* [Reading passage]
━━━━━━━━━━━━━━━━━━━━

His last major film was that trainwreck of a comedy that was
THE
WHOLE TEN YARDS, a farce so perversely bad that that I doubted the
very sanity of all participants involved.
He also provided his voice talents to 2004’s RUGRAT’S GO WILD,
a film that I did not see and don’t humbly feel the need to see anytime
in the near or distant future.
During the last few years
his films have also been largely hit or miss
affairs, from the serviceably entertaining HART’S WAR in 2002, to the
polished action/military film TEARS OF THE SUN of 2003, to the dreadfully
dull and unfunny BANDITS of 2001.
Yes, Mr. Willis desperately needs a refresher course in what makes
him a bankable, charismatic, and authoritative screen presence.
Enter
HOSTAGE, Willis’ return to the genre that made him an overnight movie
star with 1988’s DIE HARD.

━━━━━━━━━━━━━━━━━━━━

* [To do]
[a] Reproduce the Bruce Willis review verbatim, from "Yes, Mr. Willis" up to and including "1988’s DIE HARD.".
[b] According to the Bruce Willis review, which 2003 film was a polished action/military film?

* [Data]
━━━━━━━━━━━━━━━━━━━━

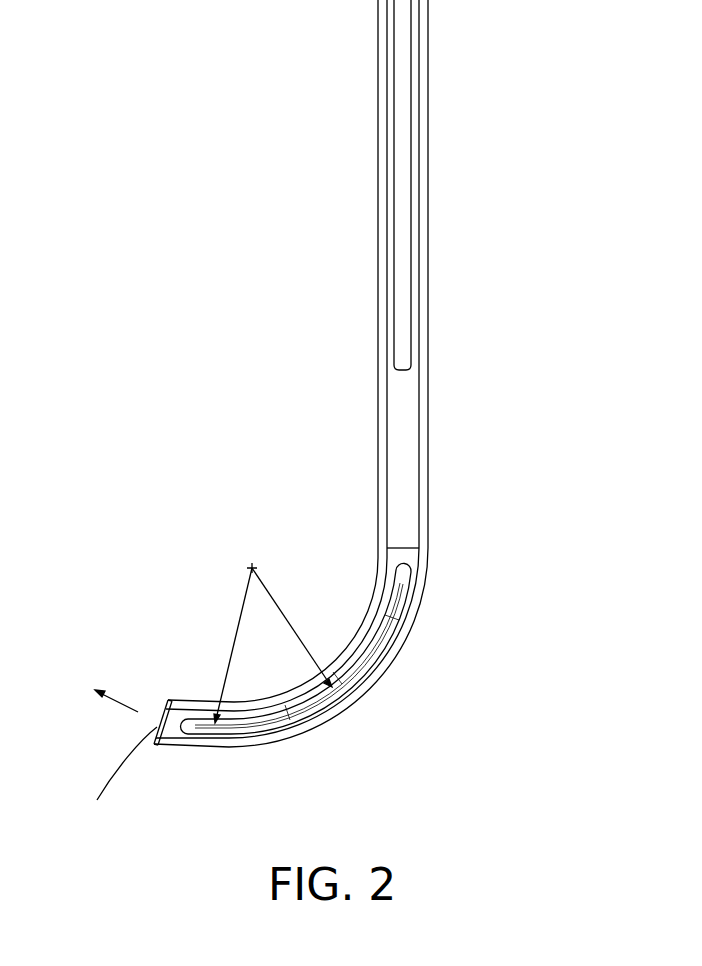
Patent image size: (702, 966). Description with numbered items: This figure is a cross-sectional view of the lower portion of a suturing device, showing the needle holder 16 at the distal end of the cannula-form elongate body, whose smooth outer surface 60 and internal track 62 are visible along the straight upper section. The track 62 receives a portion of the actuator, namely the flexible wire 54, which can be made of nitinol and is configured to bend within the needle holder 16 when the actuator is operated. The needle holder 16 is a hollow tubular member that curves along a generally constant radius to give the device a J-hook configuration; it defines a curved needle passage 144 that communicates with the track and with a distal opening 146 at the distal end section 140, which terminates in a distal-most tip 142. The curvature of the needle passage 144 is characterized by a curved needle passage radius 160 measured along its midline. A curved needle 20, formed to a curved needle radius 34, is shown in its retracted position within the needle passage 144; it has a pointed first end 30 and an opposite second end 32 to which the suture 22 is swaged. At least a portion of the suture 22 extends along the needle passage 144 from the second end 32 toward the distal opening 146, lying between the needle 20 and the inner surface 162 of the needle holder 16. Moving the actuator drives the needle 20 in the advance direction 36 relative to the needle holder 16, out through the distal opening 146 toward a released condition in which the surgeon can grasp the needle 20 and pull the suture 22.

━━━━━━━━━━━━━━━━━━━━

* [Solutions to each task]
[a]
Yes, Mr. Willis desperately needs a refresher course in what makes
him a bankable, charismatic, and authoritative screen presence.
Enter
HOSTAGE, Willis’ return to the genre that made him an overnight movie
star with 1988’s DIE HARD.

[b] TEARS OF THE SUN